--- Start Raw data ---

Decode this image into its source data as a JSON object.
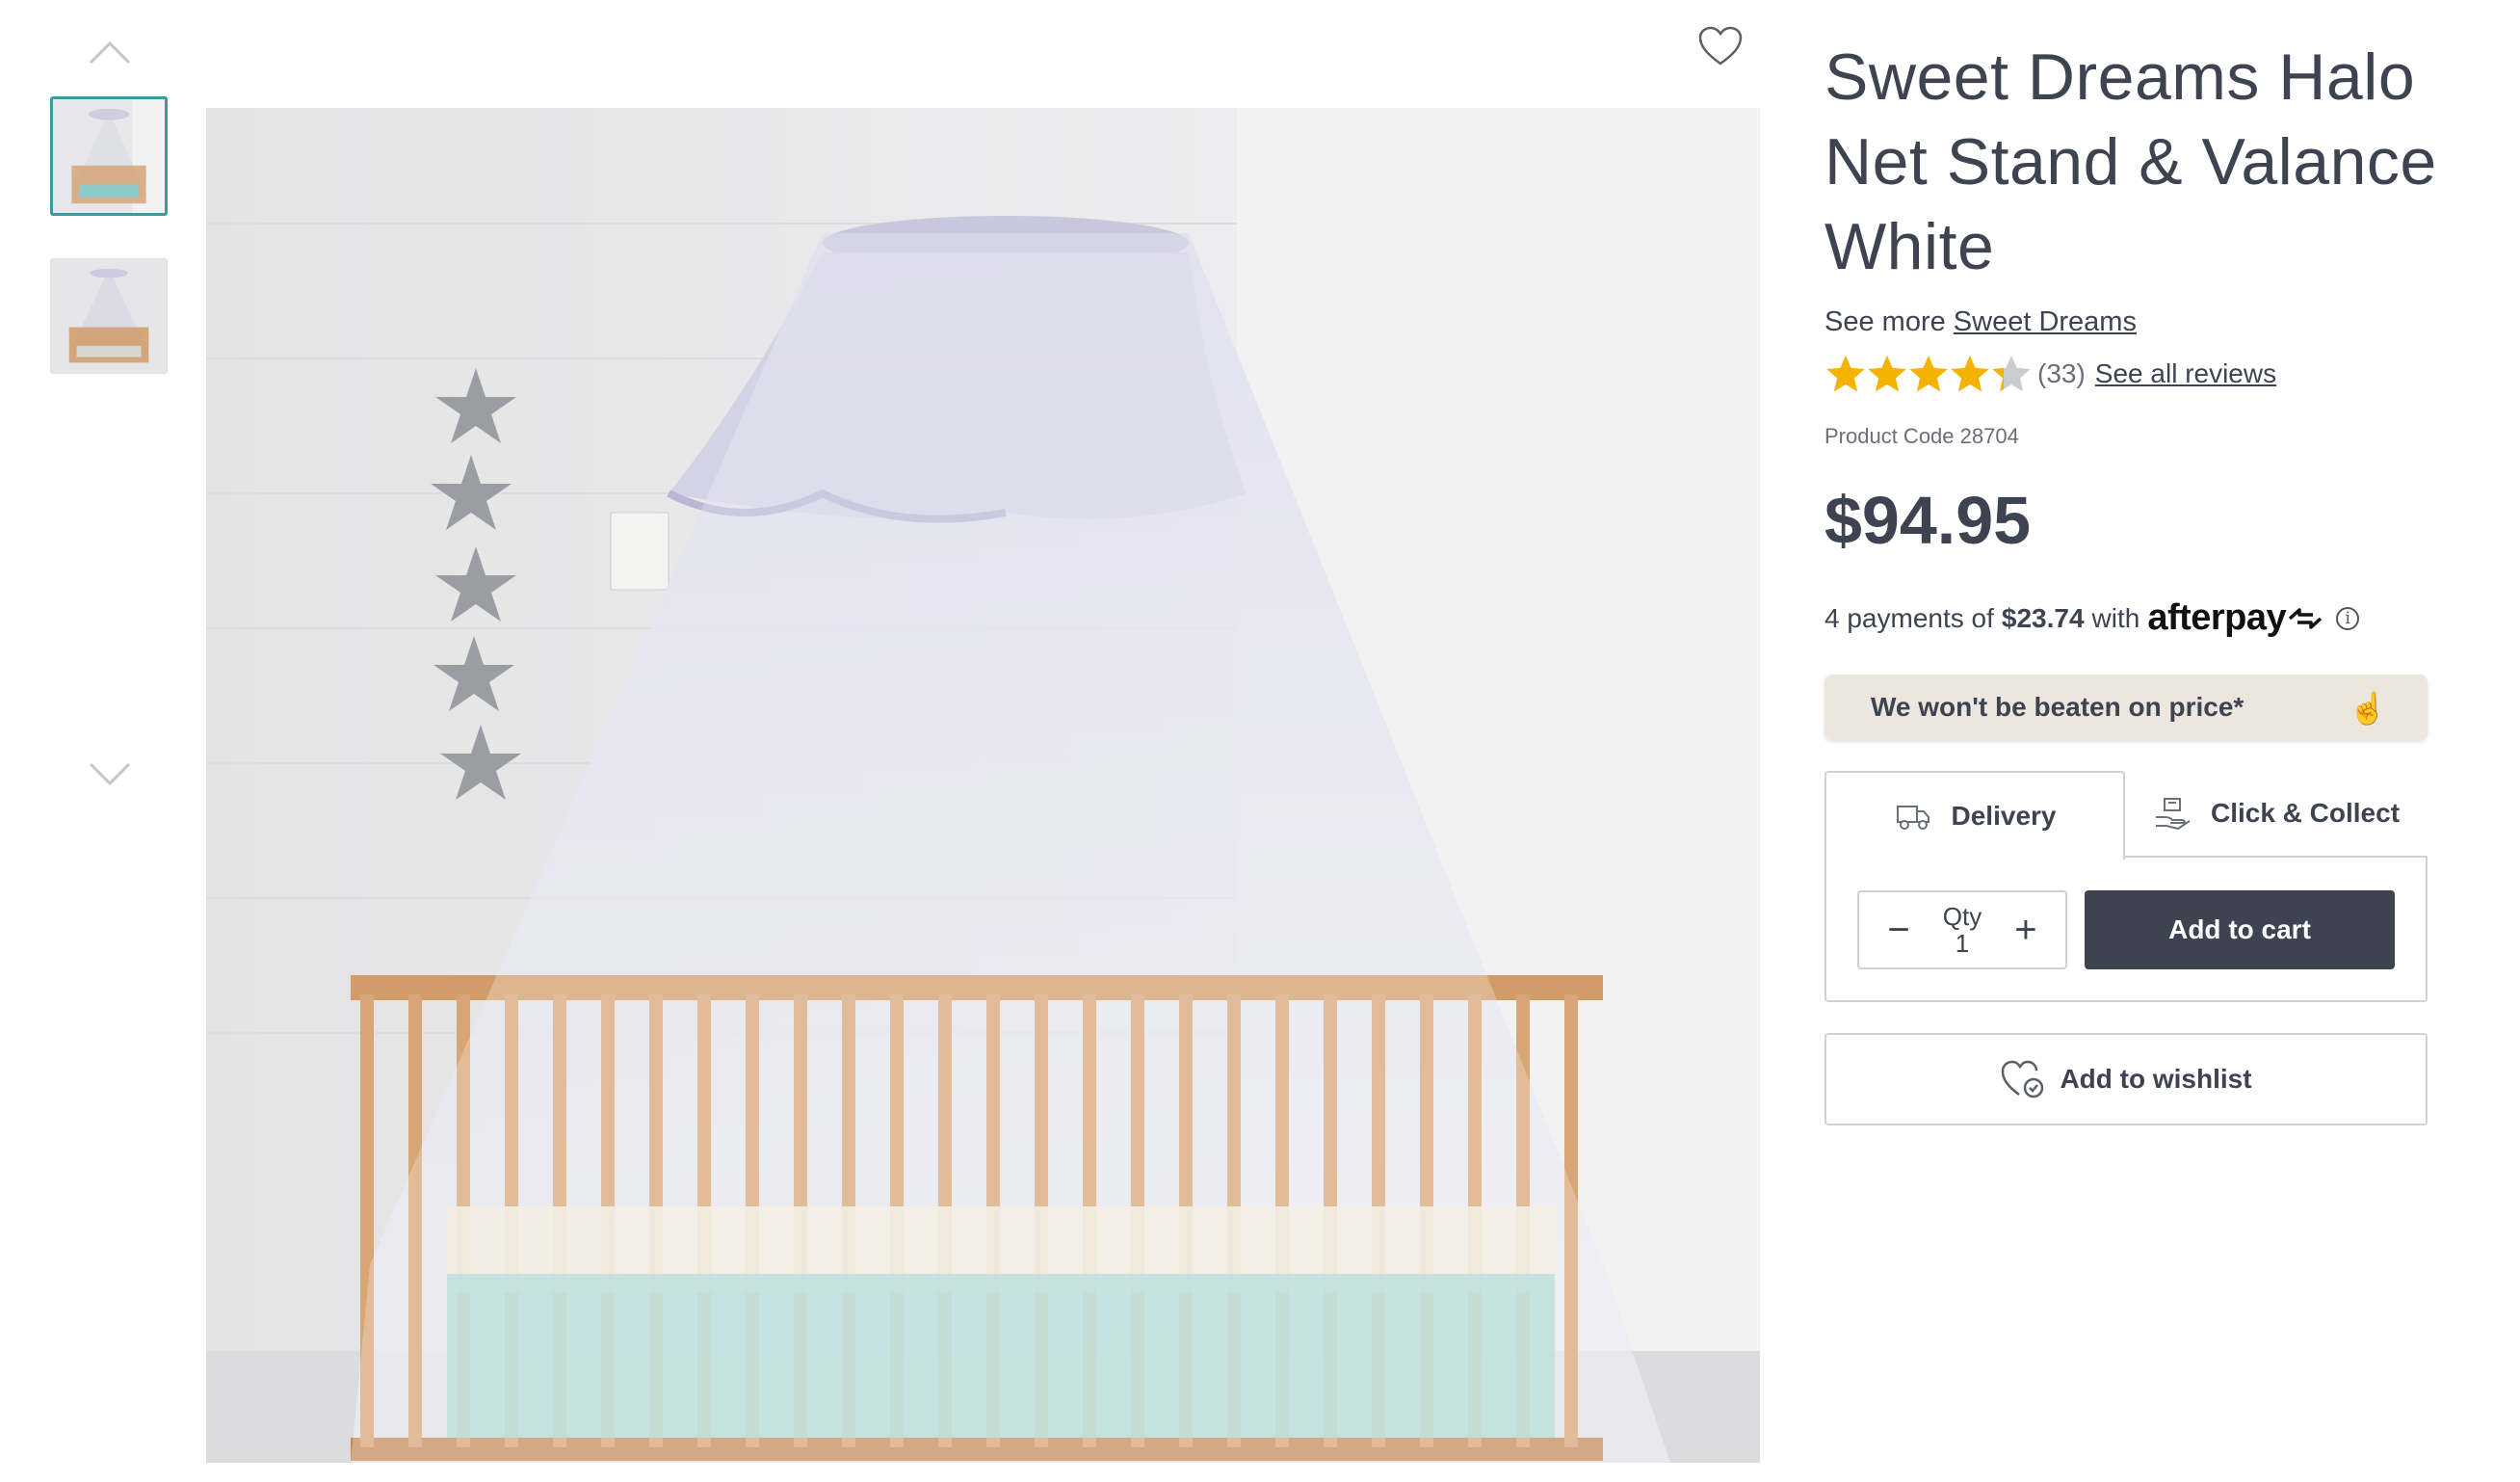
{
  "product": {
    "title": "Sweet Dreams Halo Net Stand & Valance White",
    "see_more_prefix": "See more",
    "brand": "Sweet Dreams",
    "rating": 4.3,
    "review_count": "(33)",
    "see_all_reviews": "See all reviews",
    "product_code": "Product Code 28704",
    "price": "$94.95"
  },
  "afterpay": {
    "prefix": "4 payments of",
    "amount": "$23.74",
    "with": "with",
    "logo_text": "afterpay",
    "info_icon": "info-icon"
  },
  "price_promise": "We won't be beaten on price*",
  "tabs": {
    "delivery": "Delivery",
    "click_collect": "Click & Collect",
    "active": "delivery"
  },
  "quantity": {
    "label": "Qty",
    "value": "1",
    "minus": "−",
    "plus": "+"
  },
  "buttons": {
    "add_to_cart": "Add to cart",
    "add_to_wishlist": "Add to wishlist"
  },
  "gallery": {
    "thumbnail_count": 2,
    "active_index": 0
  },
  "colors": {
    "text": "#3d4350",
    "star": "#f5b301",
    "star_empty": "#c9ccd1",
    "thumb_active_border": "#3a9a9e",
    "promo_bg": "#ede6df",
    "button_dark": "#3d4350"
  }
}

--- End Raw data ---

* [Do this]
Copy everything in the records above except the pictures, exactly as written.

* [Worked solution]
Decode this image into its source data as a JSON object.
{
  "product": {
    "title": "Sweet Dreams Halo Net Stand & Valance White",
    "see_more_prefix": "See more",
    "brand": "Sweet Dreams",
    "rating": 4.3,
    "review_count": "(33)",
    "see_all_reviews": "See all reviews",
    "product_code": "Product Code 28704",
    "price": "$94.95"
  },
  "afterpay": {
    "prefix": "4 payments of",
    "amount": "$23.74",
    "with": "with",
    "logo_text": "afterpay",
    "info_icon": "info-icon"
  },
  "price_promise": "We won't be beaten on price*",
  "tabs": {
    "delivery": "Delivery",
    "click_collect": "Click & Collect",
    "active": "delivery"
  },
  "quantity": {
    "label": "Qty",
    "value": "1",
    "minus": "−",
    "plus": "+"
  },
  "buttons": {
    "add_to_cart": "Add to cart",
    "add_to_wishlist": "Add to wishlist"
  },
  "gallery": {
    "thumbnail_count": 2,
    "active_index": 0
  },
  "colors": {
    "text": "#3d4350",
    "star": "#f5b301",
    "star_empty": "#c9ccd1",
    "thumb_active_border": "#3a9a9e",
    "promo_bg": "#ede6df",
    "button_dark": "#3d4350"
  }
}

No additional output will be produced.